SHORT EXERCISE: Check the listing below for lines that hold "April". How many are there? Please give only the number.

SUPPLIED MATERIAL:
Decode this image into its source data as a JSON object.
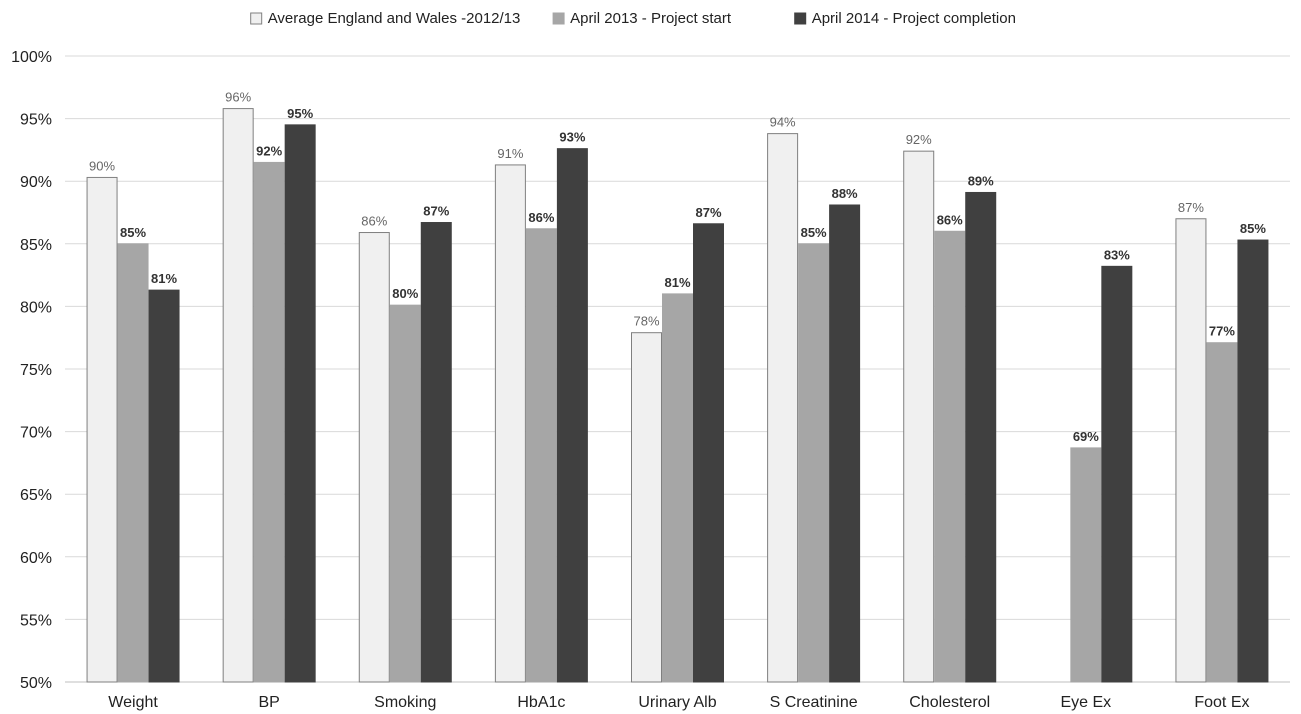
{
  "chart_data": {
    "type": "bar",
    "categories": [
      "Weight",
      "BP",
      "Smoking",
      "HbA1c",
      "Urinary Alb",
      "S Creatinine",
      "Cholesterol",
      "Eye Ex",
      "Foot Ex"
    ],
    "series": [
      {
        "name": "Average England and Wales -2012/13",
        "color": "#f0f0f0",
        "stroke": "#7f7f7f",
        "values": [
          90.3,
          95.8,
          85.9,
          91.3,
          77.9,
          93.8,
          92.4,
          null,
          87.0
        ],
        "labels": [
          "90%",
          "96%",
          "86%",
          "91%",
          "78%",
          "94%",
          "92%",
          "",
          "87%"
        ],
        "label_style": "normal"
      },
      {
        "name": "April 2013 - Project start",
        "color": "#a6a6a6",
        "stroke": "#a6a6a6",
        "values": [
          85.0,
          91.5,
          80.1,
          86.2,
          81.0,
          85.0,
          86.0,
          68.7,
          77.1
        ],
        "labels": [
          "85%",
          "92%",
          "80%",
          "86%",
          "81%",
          "85%",
          "86%",
          "69%",
          "77%"
        ],
        "label_style": "bold"
      },
      {
        "name": "April 2014 - Project completion",
        "color": "#404040",
        "stroke": "#404040",
        "values": [
          81.3,
          94.5,
          86.7,
          92.6,
          86.6,
          88.1,
          89.1,
          83.2,
          85.3
        ],
        "labels": [
          "81%",
          "95%",
          "87%",
          "93%",
          "87%",
          "88%",
          "89%",
          "83%",
          "85%"
        ],
        "label_style": "bold"
      }
    ],
    "y_ticks": [
      "50%",
      "55%",
      "60%",
      "65%",
      "70%",
      "75%",
      "80%",
      "85%",
      "90%",
      "95%",
      "100%"
    ],
    "ylim": [
      50,
      100
    ],
    "y_step": 5,
    "grid": true,
    "legend_position": "top-center",
    "title": "",
    "xlabel": "",
    "ylabel": ""
  }
}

RESPONSE: 2